§ **Written instruction**
Check every line below for the string "Wind", and copy the lines that contain it.

Figure dataset records:
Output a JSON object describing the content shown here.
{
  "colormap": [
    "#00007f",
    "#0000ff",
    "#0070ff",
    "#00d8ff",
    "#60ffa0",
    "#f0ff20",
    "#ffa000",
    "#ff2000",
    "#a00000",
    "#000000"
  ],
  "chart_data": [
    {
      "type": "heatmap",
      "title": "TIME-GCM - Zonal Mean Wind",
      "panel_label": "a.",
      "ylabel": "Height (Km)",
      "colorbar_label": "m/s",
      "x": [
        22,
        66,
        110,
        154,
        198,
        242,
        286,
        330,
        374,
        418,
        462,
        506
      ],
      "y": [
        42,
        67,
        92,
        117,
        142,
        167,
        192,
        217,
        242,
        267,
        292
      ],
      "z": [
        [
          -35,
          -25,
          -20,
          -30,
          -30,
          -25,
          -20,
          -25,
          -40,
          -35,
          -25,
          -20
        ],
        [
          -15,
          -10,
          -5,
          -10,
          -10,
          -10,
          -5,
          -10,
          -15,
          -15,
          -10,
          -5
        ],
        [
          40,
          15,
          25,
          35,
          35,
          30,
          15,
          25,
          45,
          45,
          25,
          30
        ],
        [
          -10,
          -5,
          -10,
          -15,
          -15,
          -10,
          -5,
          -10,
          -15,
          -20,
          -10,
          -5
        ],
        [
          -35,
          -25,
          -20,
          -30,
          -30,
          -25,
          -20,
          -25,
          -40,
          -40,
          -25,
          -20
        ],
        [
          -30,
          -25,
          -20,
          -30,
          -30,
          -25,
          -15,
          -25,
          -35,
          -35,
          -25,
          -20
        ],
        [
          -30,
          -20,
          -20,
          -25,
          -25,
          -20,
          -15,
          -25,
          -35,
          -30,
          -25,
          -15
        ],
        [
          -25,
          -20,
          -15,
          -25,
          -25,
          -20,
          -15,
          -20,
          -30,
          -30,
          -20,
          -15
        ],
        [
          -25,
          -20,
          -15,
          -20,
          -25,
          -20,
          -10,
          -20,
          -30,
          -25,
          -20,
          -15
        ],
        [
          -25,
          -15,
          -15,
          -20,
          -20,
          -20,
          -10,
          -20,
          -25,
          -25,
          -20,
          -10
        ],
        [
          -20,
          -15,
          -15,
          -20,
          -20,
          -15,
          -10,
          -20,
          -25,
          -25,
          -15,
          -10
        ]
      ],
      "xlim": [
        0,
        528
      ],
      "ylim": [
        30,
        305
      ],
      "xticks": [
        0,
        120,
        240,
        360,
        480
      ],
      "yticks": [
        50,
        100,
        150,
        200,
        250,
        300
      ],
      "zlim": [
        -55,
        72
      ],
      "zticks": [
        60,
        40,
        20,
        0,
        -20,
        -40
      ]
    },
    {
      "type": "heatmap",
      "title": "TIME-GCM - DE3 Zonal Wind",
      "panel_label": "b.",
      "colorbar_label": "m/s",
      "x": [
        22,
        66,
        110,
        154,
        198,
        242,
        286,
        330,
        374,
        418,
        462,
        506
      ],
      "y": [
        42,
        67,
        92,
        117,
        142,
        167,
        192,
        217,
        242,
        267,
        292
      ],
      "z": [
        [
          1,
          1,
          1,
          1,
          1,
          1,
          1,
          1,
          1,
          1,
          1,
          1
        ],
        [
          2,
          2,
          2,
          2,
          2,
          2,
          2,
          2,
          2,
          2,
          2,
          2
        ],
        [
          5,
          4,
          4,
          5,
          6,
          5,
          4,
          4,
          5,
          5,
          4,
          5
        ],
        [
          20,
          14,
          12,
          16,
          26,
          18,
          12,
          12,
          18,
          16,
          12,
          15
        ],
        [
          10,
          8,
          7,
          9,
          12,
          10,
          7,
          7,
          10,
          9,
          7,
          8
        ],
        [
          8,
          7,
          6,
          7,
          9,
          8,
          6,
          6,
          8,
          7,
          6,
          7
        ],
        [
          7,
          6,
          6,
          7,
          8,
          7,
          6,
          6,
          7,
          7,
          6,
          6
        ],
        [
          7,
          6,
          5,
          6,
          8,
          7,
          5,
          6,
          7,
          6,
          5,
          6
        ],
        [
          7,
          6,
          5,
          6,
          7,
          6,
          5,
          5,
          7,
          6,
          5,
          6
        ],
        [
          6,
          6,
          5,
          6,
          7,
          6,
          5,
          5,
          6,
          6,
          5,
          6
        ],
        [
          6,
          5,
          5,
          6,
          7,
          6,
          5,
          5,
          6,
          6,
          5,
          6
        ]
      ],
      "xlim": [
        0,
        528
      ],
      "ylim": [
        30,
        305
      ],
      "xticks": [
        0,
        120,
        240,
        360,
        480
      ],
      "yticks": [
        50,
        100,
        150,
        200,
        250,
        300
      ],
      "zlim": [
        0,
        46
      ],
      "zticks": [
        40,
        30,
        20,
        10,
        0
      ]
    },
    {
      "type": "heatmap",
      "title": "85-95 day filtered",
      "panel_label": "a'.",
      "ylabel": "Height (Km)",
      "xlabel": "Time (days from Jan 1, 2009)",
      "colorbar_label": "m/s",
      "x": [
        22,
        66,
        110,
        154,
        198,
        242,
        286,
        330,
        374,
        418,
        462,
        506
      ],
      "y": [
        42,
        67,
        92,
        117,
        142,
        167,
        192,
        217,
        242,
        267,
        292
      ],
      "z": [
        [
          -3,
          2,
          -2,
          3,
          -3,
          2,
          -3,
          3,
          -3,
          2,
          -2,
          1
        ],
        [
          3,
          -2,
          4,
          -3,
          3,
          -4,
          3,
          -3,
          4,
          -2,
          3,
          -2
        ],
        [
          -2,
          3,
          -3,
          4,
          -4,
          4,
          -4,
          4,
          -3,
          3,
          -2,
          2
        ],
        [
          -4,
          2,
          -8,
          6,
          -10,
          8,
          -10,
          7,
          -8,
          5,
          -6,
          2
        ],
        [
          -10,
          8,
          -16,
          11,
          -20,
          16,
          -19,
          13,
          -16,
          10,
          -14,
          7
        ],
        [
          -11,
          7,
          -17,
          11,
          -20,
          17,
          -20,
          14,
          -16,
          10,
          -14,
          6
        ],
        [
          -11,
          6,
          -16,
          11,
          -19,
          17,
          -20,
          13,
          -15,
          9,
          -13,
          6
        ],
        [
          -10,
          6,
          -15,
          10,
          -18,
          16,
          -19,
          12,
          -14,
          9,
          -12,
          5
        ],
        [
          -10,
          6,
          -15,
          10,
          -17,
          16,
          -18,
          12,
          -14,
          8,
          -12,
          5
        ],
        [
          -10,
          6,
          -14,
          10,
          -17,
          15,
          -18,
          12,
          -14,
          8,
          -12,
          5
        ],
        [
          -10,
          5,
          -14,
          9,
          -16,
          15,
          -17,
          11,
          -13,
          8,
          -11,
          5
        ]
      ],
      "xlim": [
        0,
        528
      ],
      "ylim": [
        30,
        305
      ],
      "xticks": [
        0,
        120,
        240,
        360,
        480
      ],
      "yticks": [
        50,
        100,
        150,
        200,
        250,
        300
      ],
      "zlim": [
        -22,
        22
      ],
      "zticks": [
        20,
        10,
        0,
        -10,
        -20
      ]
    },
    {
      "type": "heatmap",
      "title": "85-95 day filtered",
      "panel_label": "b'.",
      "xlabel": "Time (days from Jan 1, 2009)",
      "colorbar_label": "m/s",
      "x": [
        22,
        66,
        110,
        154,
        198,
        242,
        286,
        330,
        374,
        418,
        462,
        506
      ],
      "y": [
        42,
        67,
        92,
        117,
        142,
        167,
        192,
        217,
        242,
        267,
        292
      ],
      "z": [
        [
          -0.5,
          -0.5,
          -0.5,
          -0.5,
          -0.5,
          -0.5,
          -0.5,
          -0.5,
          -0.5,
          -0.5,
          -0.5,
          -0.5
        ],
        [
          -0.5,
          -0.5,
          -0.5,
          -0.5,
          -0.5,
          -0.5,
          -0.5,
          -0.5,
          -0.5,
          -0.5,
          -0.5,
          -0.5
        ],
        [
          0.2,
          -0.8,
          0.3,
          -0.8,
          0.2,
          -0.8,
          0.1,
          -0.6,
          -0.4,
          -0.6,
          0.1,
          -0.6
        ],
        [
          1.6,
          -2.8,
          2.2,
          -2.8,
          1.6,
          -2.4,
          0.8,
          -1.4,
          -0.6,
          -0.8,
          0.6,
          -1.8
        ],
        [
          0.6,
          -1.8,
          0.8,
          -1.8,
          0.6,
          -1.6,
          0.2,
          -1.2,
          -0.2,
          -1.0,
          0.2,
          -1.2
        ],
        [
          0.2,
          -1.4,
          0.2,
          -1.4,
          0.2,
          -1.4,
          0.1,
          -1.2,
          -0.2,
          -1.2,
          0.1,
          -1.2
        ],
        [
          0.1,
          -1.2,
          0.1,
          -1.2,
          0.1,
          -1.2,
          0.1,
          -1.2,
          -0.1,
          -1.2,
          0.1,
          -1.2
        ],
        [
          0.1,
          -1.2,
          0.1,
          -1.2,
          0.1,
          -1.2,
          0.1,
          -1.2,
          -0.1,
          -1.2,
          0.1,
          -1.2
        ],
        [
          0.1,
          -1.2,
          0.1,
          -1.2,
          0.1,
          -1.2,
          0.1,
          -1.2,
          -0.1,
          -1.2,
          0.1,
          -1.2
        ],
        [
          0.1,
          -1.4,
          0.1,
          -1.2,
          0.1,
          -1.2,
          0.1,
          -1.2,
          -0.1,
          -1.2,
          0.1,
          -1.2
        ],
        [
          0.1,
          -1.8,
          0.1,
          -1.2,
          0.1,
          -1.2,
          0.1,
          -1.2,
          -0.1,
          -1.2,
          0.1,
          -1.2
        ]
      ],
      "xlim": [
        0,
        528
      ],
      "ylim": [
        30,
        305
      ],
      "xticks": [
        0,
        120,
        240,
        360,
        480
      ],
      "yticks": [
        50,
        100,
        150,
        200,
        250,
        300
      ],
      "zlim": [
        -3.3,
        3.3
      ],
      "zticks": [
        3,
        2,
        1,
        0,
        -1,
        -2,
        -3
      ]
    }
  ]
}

§ **Full solution**
      "title": "TIME-GCM - Zonal Mean Wind",
      "title": "TIME-GCM - DE3 Zonal Wind",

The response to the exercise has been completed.